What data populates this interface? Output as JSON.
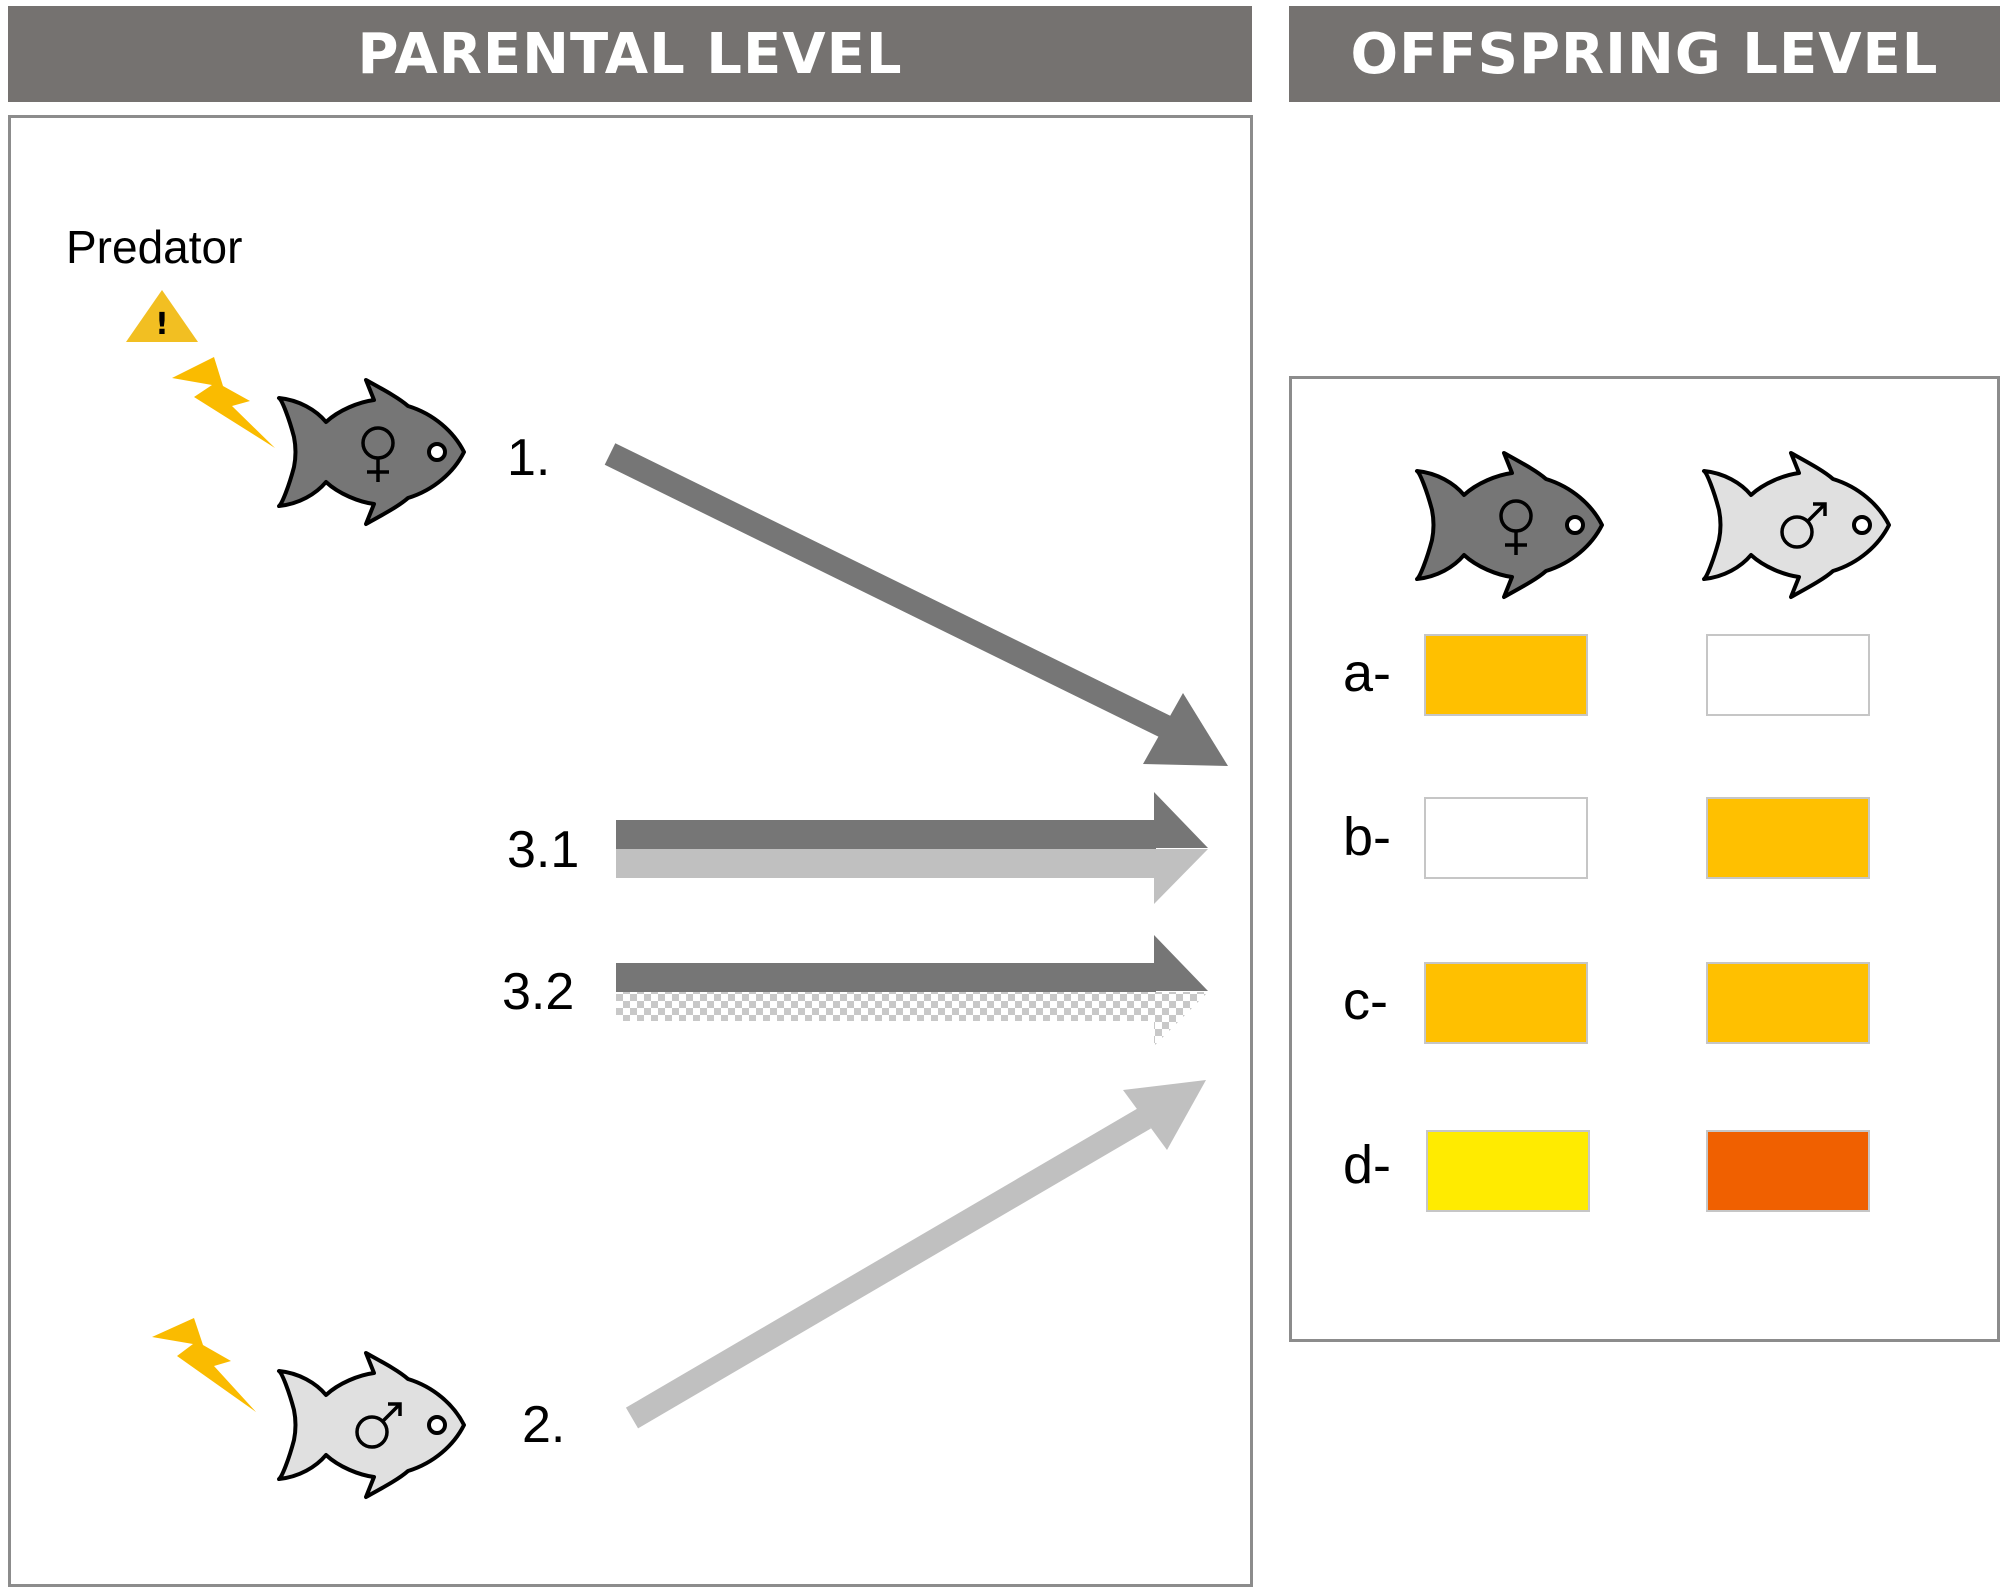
{
  "headers": {
    "parental": "PARENTAL LEVEL",
    "offspring": "OFFSPRING LEVEL"
  },
  "parental": {
    "predator_label": "Predator",
    "warning_symbol": "!",
    "icons": [
      "warning-triangle-icon",
      "lightning-bolt-icon",
      "female-fish-icon",
      "male-fish-icon"
    ],
    "fish": [
      {
        "symbol": "♀",
        "color": "#767676",
        "label": "1."
      },
      {
        "symbol": "♂",
        "color": "#e0e0e0",
        "label": "2."
      }
    ],
    "arrows": [
      {
        "label": "1.",
        "color": "#767676"
      },
      {
        "label": "2.",
        "color": "#c0c0c0"
      },
      {
        "label": "3.1",
        "colors": [
          "#767676",
          "#c0c0c0"
        ]
      },
      {
        "label": "3.2",
        "colors": [
          "#767676",
          "checkered"
        ]
      }
    ]
  },
  "offspring": {
    "columns": [
      {
        "symbol": "♀",
        "color": "#767676"
      },
      {
        "symbol": "♂",
        "color": "#e0e0e0"
      }
    ],
    "rows": [
      {
        "label": "a-",
        "female": "#ffc000",
        "male": "#ffffff"
      },
      {
        "label": "b-",
        "female": "#ffffff",
        "male": "#ffc000"
      },
      {
        "label": "c-",
        "female": "#ffc000",
        "male": "#ffc000"
      },
      {
        "label": "d-",
        "female": "#ffeb00",
        "male": "#f06000"
      }
    ]
  },
  "colors": {
    "header_bg": "#757270",
    "dark_gray": "#767676",
    "light_gray": "#c0c0c0",
    "accent_yellow": "#fabb00",
    "warning_yellow": "#f2bf22"
  }
}
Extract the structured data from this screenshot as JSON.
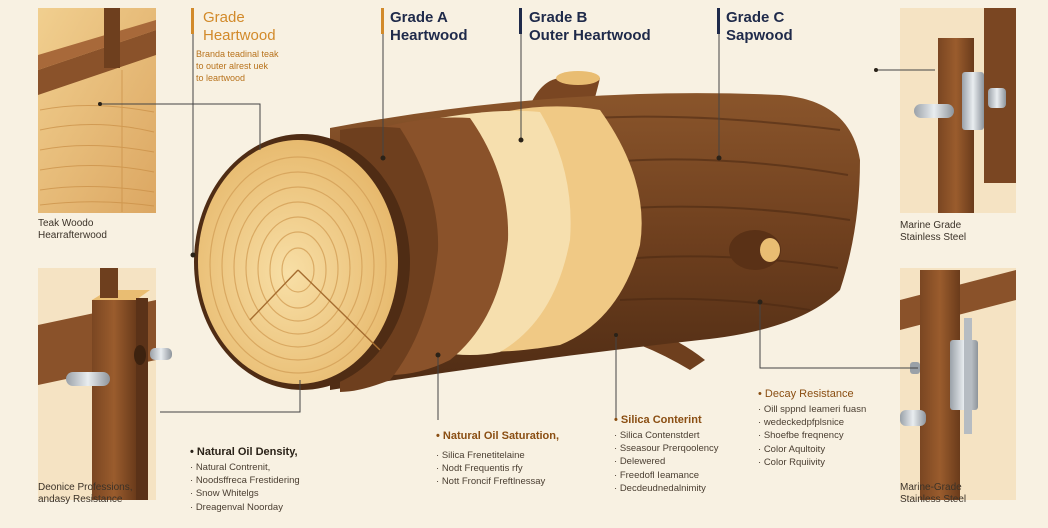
{
  "grades": [
    {
      "title_line1": "Grade",
      "title_line2": "Heartwood",
      "desc": [
        "Branda teadinal teak",
        "to outer alrest uek",
        "to leartwood"
      ]
    },
    {
      "title_line1": "Grade A",
      "title_line2": "Heartwood"
    },
    {
      "title_line1": "Grade B",
      "title_line2": "Outer Heartwood"
    },
    {
      "title_line1": "Grade C",
      "title_line2": "Sapwood"
    }
  ],
  "left_top_caption": [
    "Teak Woodo",
    "Hearrafterwood"
  ],
  "left_bottom_caption": [
    "Deonice Professions,",
    "andasy Resistance"
  ],
  "right_top_caption": [
    "Marine Grade",
    "Stainless Steel"
  ],
  "right_bottom_caption": [
    "Marine-Grade",
    "Stainless Steel"
  ],
  "natural_oil_density": {
    "heading": "Natural Oil Density,",
    "items": [
      "Natural Contrenit,",
      "Noodsffreca Frestidering",
      "Snow Whitelgs",
      "Dreagenval Noorday"
    ]
  },
  "natural_oil_saturation": {
    "heading": "Natural Oil Saturation,",
    "items": [
      "Silica Frenetitelaine",
      "Nodt Frequentis rfy",
      "Nott Froncif Freftlnessay"
    ]
  },
  "silica_content": {
    "heading": "Silica Conterint",
    "items": [
      "Silica Contenstdert",
      "Sseasour Prerqoolency",
      "Delewered",
      "Freedofl Ieamance",
      "Decdeudnedalnimity"
    ]
  },
  "decay_resistance": {
    "heading": "Decay Resistance",
    "items": [
      "Oill sppnd Ieameri fuasn",
      "wedeckedpfplsnice",
      "Shoefbe freqnency",
      "Color Aqultoity",
      "Color Rquiivity"
    ]
  },
  "colors": {
    "background": "#f8f1e2",
    "bark": "#7a4a24",
    "heartwood": "#e9bd72",
    "sapwood": "#f3dcae",
    "accent_orange": "#d28a2a",
    "title_navy": "#1f2a4a"
  }
}
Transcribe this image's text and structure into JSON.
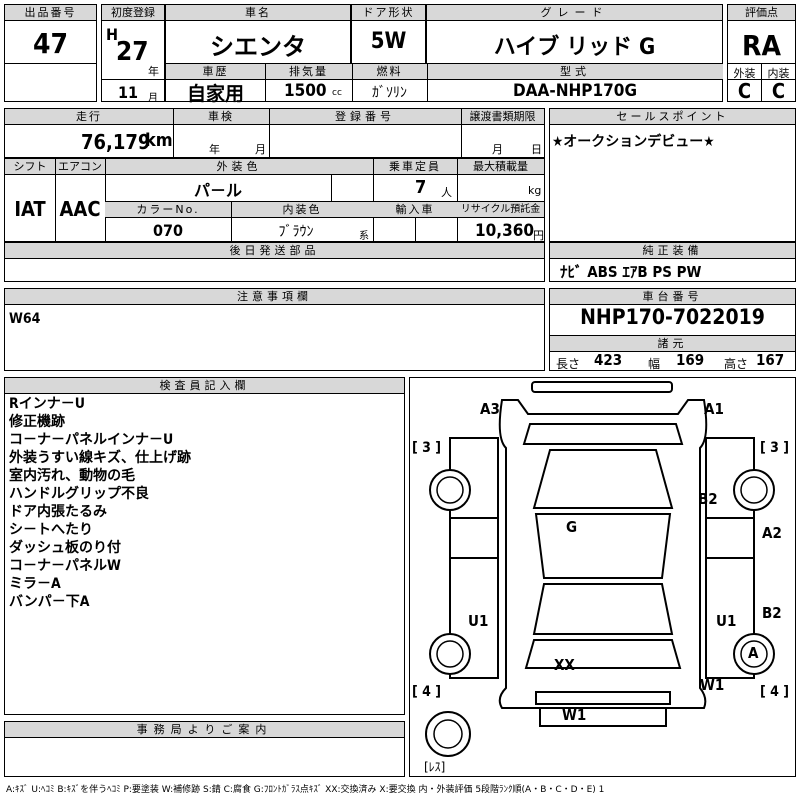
{
  "header": {
    "lot_label": "出品番号",
    "lot": "47",
    "first_reg_label": "初度登録",
    "era": "H",
    "year": "27",
    "year_unit": "年",
    "month": "11",
    "month_unit": "月",
    "name_label": "車名",
    "name": "シエンタ",
    "door_label": "ドア形状",
    "door": "5W",
    "grade_label": "グレード",
    "grade": "ハイブ リッド G",
    "score_label": "評価点",
    "score": "RA",
    "history_label": "車歴",
    "history": "自家用",
    "displacement_label": "排気量",
    "displacement": "1500",
    "displacement_unit": "cc",
    "fuel_label": "燃料",
    "fuel": "ｶﾞｿﾘﾝ",
    "model_label": "型式",
    "model": "DAA-NHP170G",
    "ext_label": "外装",
    "ext": "C",
    "int_label": "内装",
    "int": "C"
  },
  "row2": {
    "mileage_label": "走行",
    "mileage": "76,179",
    "mileage_unit": "km",
    "inspection_label": "車検",
    "insp_year_unit": "年",
    "insp_month_unit": "月",
    "reg_no_label": "登録番号",
    "transfer_label": "譲渡書類期限",
    "transfer_month_unit": "月",
    "transfer_day_unit": "日",
    "sales_label": "セールスポイント",
    "sales": "★オークションデビュー★"
  },
  "row3": {
    "shift_label": "シフト",
    "shift": "IAT",
    "ac_label": "エアコン",
    "ac": "AAC",
    "color_label": "外装色",
    "color": "パ－ル",
    "capacity_label": "乗車定員",
    "capacity": "7",
    "capacity_unit": "人",
    "load_label": "最大積載量",
    "load_unit": "kg",
    "color_no_label": "カラーNo.",
    "color_no": "070",
    "int_color_label": "内装色",
    "int_color": "ﾌﾞﾗｳﾝ",
    "int_color_unit": "系",
    "import_label": "輸入車",
    "recycle_label": "リサイクル預託金",
    "recycle": "10,360",
    "recycle_unit": "円"
  },
  "row4": {
    "later_parts_label": "後日発送部品",
    "equipment_label": "純正装備",
    "equipment": "ﾅﾋﾞ ABS ｴｱB PS PW"
  },
  "row5": {
    "caution_label": "注意事項欄",
    "caution": "W64",
    "chassis_label": "車台番号",
    "chassis": "NHP170-7022019",
    "dims_label": "諸元",
    "length_label": "長さ",
    "length": "423",
    "width_label": "幅",
    "width": "169",
    "height_label": "高さ",
    "height": "167"
  },
  "inspector": {
    "label": "検査員記入欄",
    "lines": [
      "Rインナ－U",
      "修正機跡",
      "コ－ナ－パネルインナ－U",
      "外装うすい線キズ、仕上げ跡",
      "室内汚れ、動物の毛",
      "ハンドルグリップ不良",
      "ドア内張たるみ",
      "シ－トへたり",
      "ダッシュ板のり付",
      "コ－ナ－パネルW",
      "ミラ－A",
      "バンパ－下A"
    ]
  },
  "office": {
    "label": "事務局よりご案内"
  },
  "diagram": {
    "marks": {
      "a3_tl": "A3",
      "a1_tr": "A1",
      "g": "G",
      "b2_upper": "B2",
      "a2": "A2",
      "b2_lower": "B2",
      "u1_left": "U1",
      "u1_right": "U1",
      "xx": "XX",
      "a_wheel": "A",
      "w1_right": "W1",
      "w1_bottom": "W1"
    },
    "left3": "[ 3 ]",
    "right3": "[ 3 ]",
    "left4": "[ 4 ]",
    "right4": "[ 4 ]",
    "res": "[ﾚｽ]"
  },
  "legend": "A:ｷｽﾞ U:ﾍｺﾐ B:ｷｽﾞを伴うﾍｺﾐ P:要塗装 W:補修跡 S:錆 C:腐食 G:ﾌﾛﾝﾄｶﾞﾗｽ点ｷｽﾞ XX:交換済み X:要交換 内・外装評価 5段階ﾗﾝｸ順(A・B・C・D・E) 1"
}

→ **WRITTEN INSTRUCTION**: Go through the material above and print all of it exactly, except the pictures.

→ **EXERCISE ANSWER**:
What data populates this interface? Output as JSON.
{
  "headers": {
    "parental": "PARENTAL LEVEL",
    "offspring": "OFFSPRING LEVEL"
  },
  "parental": {
    "predator_label": "Predator",
    "warning_symbol": "!",
    "icons": [
      "warning-triangle-icon",
      "lightning-bolt-icon",
      "female-fish-icon",
      "male-fish-icon"
    ],
    "fish": [
      {
        "symbol": "♀",
        "color": "#767676",
        "label": "1."
      },
      {
        "symbol": "♂",
        "color": "#e0e0e0",
        "label": "2."
      }
    ],
    "arrows": [
      {
        "label": "1.",
        "color": "#767676"
      },
      {
        "label": "2.",
        "color": "#c0c0c0"
      },
      {
        "label": "3.1",
        "colors": [
          "#767676",
          "#c0c0c0"
        ]
      },
      {
        "label": "3.2",
        "colors": [
          "#767676",
          "checkered"
        ]
      }
    ]
  },
  "offspring": {
    "columns": [
      {
        "symbol": "♀",
        "color": "#767676"
      },
      {
        "symbol": "♂",
        "color": "#e0e0e0"
      }
    ],
    "rows": [
      {
        "label": "a-",
        "female": "#ffc000",
        "male": "#ffffff"
      },
      {
        "label": "b-",
        "female": "#ffffff",
        "male": "#ffc000"
      },
      {
        "label": "c-",
        "female": "#ffc000",
        "male": "#ffc000"
      },
      {
        "label": "d-",
        "female": "#ffeb00",
        "male": "#f06000"
      }
    ]
  },
  "colors": {
    "header_bg": "#757270",
    "dark_gray": "#767676",
    "light_gray": "#c0c0c0",
    "accent_yellow": "#fabb00",
    "warning_yellow": "#f2bf22"
  }
}
Extract the structured data from this screenshot as JSON.
{
  "grades": [
    {
      "title_line1": "Grade",
      "title_line2": "Heartwood",
      "desc": [
        "Branda teadinal teak",
        "to outer alrest uek",
        "to leartwood"
      ]
    },
    {
      "title_line1": "Grade A",
      "title_line2": "Heartwood"
    },
    {
      "title_line1": "Grade B",
      "title_line2": "Outer Heartwood"
    },
    {
      "title_line1": "Grade C",
      "title_line2": "Sapwood"
    }
  ],
  "left_top_caption": [
    "Teak Woodo",
    "Hearrafterwood"
  ],
  "left_bottom_caption": [
    "Deonice Professions,",
    "andasy Resistance"
  ],
  "right_top_caption": [
    "Marine Grade",
    "Stainless Steel"
  ],
  "right_bottom_caption": [
    "Marine-Grade",
    "Stainless Steel"
  ],
  "natural_oil_density": {
    "heading": "Natural Oil Density,",
    "items": [
      "Natural Contrenit,",
      "Noodsffreca Frestidering",
      "Snow Whitelgs",
      "Dreagenval Noorday"
    ]
  },
  "natural_oil_saturation": {
    "heading": "Natural Oil Saturation,",
    "items": [
      "Silica Frenetitelaine",
      "Nodt Frequentis rfy",
      "Nott Froncif Freftlnessay"
    ]
  },
  "silica_content": {
    "heading": "Silica Conterint",
    "items": [
      "Silica Contenstdert",
      "Sseasour Prerqoolency",
      "Delewered",
      "Freedofl Ieamance",
      "Decdeudnedalnimity"
    ]
  },
  "decay_resistance": {
    "heading": "Decay Resistance",
    "items": [
      "Oill sppnd Ieameri fuasn",
      "wedeckedpfplsnice",
      "Shoefbe freqnency",
      "Color Aqultoity",
      "Color Rquiivity"
    ]
  },
  "colors": {
    "background": "#f8f1e2",
    "bark": "#7a4a24",
    "heartwood": "#e9bd72",
    "sapwood": "#f3dcae",
    "accent_orange": "#d28a2a",
    "title_navy": "#1f2a4a"
  }
}
Transcribe this image's text and structure into JSON.
{
  "header": {
    "lot_label": "出品番号",
    "lot": "47",
    "first_reg_label": "初度登録",
    "era": "H",
    "year": "27",
    "year_unit": "年",
    "month": "11",
    "month_unit": "月",
    "name_label": "車名",
    "name": "シエンタ",
    "door_label": "ドア形状",
    "door": "5W",
    "grade_label": "グレード",
    "grade": "ハイブ リッド G",
    "score_label": "評価点",
    "score": "RA",
    "history_label": "車歴",
    "history": "自家用",
    "displacement_label": "排気量",
    "displacement": "1500",
    "displacement_unit": "cc",
    "fuel_label": "燃料",
    "fuel": "ｶﾞｿﾘﾝ",
    "model_label": "型式",
    "model": "DAA-NHP170G",
    "ext_label": "外装",
    "ext": "C",
    "int_label": "内装",
    "int": "C"
  },
  "row2": {
    "mileage_label": "走行",
    "mileage": "76,179",
    "mileage_unit": "km",
    "inspection_label": "車検",
    "insp_year_unit": "年",
    "insp_month_unit": "月",
    "reg_no_label": "登録番号",
    "transfer_label": "譲渡書類期限",
    "transfer_month_unit": "月",
    "transfer_day_unit": "日",
    "sales_label": "セールスポイント",
    "sales": "★オークションデビュー★"
  },
  "row3": {
    "shift_label": "シフト",
    "shift": "IAT",
    "ac_label": "エアコン",
    "ac": "AAC",
    "color_label": "外装色",
    "color": "パ－ル",
    "capacity_label": "乗車定員",
    "capacity": "7",
    "capacity_unit": "人",
    "load_label": "最大積載量",
    "load_unit": "kg",
    "color_no_label": "カラーNo.",
    "color_no": "070",
    "int_color_label": "内装色",
    "int_color": "ﾌﾞﾗｳﾝ",
    "int_color_unit": "系",
    "import_label": "輸入車",
    "recycle_label": "リサイクル預託金",
    "recycle": "10,360",
    "recycle_unit": "円"
  },
  "row4": {
    "later_parts_label": "後日発送部品",
    "equipment_label": "純正装備",
    "equipment": "ﾅﾋﾞ ABS ｴｱB PS PW"
  },
  "row5": {
    "caution_label": "注意事項欄",
    "caution": "W64",
    "chassis_label": "車台番号",
    "chassis": "NHP170-7022019",
    "dims_label": "諸元",
    "length_label": "長さ",
    "length": "423",
    "width_label": "幅",
    "width": "169",
    "height_label": "高さ",
    "height": "167"
  },
  "inspector": {
    "label": "検査員記入欄",
    "lines": [
      "Rインナ－U",
      "修正機跡",
      "コ－ナ－パネルインナ－U",
      "外装うすい線キズ、仕上げ跡",
      "室内汚れ、動物の毛",
      "ハンドルグリップ不良",
      "ドア内張たるみ",
      "シ－トへたり",
      "ダッシュ板のり付",
      "コ－ナ－パネルW",
      "ミラ－A",
      "バンパ－下A"
    ]
  },
  "office": {
    "label": "事務局よりご案内"
  },
  "diagram": {
    "marks": {
      "a3_tl": "A3",
      "a1_tr": "A1",
      "g": "G",
      "b2_upper": "B2",
      "a2": "A2",
      "b2_lower": "B2",
      "u1_left": "U1",
      "u1_right": "U1",
      "xx": "XX",
      "a_wheel": "A",
      "w1_right": "W1",
      "w1_bottom": "W1"
    },
    "left3": "[ 3 ]",
    "right3": "[ 3 ]",
    "left4": "[ 4 ]",
    "right4": "[ 4 ]",
    "res": "[ﾚｽ]"
  },
  "legend": "A:ｷｽﾞ U:ﾍｺﾐ B:ｷｽﾞを伴うﾍｺﾐ P:要塗装 W:補修跡 S:錆 C:腐食 G:ﾌﾛﾝﾄｶﾞﾗｽ点ｷｽﾞ XX:交換済み X:要交換 内・外装評価 5段階ﾗﾝｸ順(A・B・C・D・E) 1"
}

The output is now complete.